((

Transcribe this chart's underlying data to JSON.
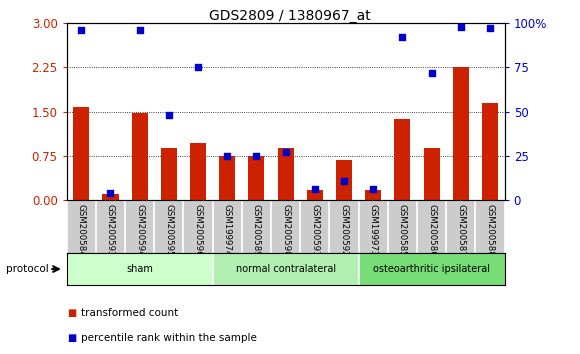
{
  "title": "GDS2809 / 1380967_at",
  "categories": [
    "GSM200584",
    "GSM200593",
    "GSM200594",
    "GSM200595",
    "GSM200596",
    "GSM199974",
    "GSM200589",
    "GSM200590",
    "GSM200591",
    "GSM200592",
    "GSM199973",
    "GSM200585",
    "GSM200586",
    "GSM200587",
    "GSM200588"
  ],
  "red_values": [
    1.57,
    0.1,
    1.48,
    0.88,
    0.97,
    0.75,
    0.75,
    0.88,
    0.17,
    0.68,
    0.17,
    1.37,
    0.88,
    2.25,
    1.65
  ],
  "blue_values_pct": [
    96,
    4,
    96,
    48,
    75,
    25,
    25,
    27,
    6,
    11,
    6,
    92,
    72,
    98,
    97
  ],
  "groups": [
    {
      "label": "sham",
      "start": 0,
      "end": 5,
      "color": "#ccffcc"
    },
    {
      "label": "normal contralateral",
      "start": 5,
      "end": 10,
      "color": "#b2f0b2"
    },
    {
      "label": "osteoarthritic ipsilateral",
      "start": 10,
      "end": 15,
      "color": "#77dd77"
    }
  ],
  "ylim_left": [
    0,
    3
  ],
  "ylim_right": [
    0,
    100
  ],
  "yticks_left": [
    0,
    0.75,
    1.5,
    2.25,
    3.0
  ],
  "yticks_right": [
    0,
    25,
    50,
    75,
    100
  ],
  "bar_color_red": "#cc2200",
  "bar_color_blue": "#0000cc",
  "protocol_label": "protocol",
  "legend_red": "transformed count",
  "legend_blue": "percentile rank within the sample",
  "plot_bg_color": "#ffffff",
  "xtick_bg_color": "#cccccc",
  "grid_color": "#000000"
}
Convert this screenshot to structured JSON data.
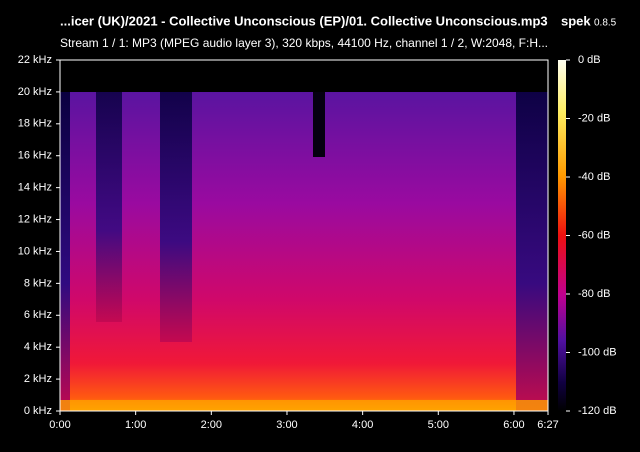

))

» Exercise: Lines of the material that contain the word "JSON" are to be gathered.

» Answer to this task:
Transcribe this chart's underlying data to JSON.
Convert this screenshot to structured JSON data.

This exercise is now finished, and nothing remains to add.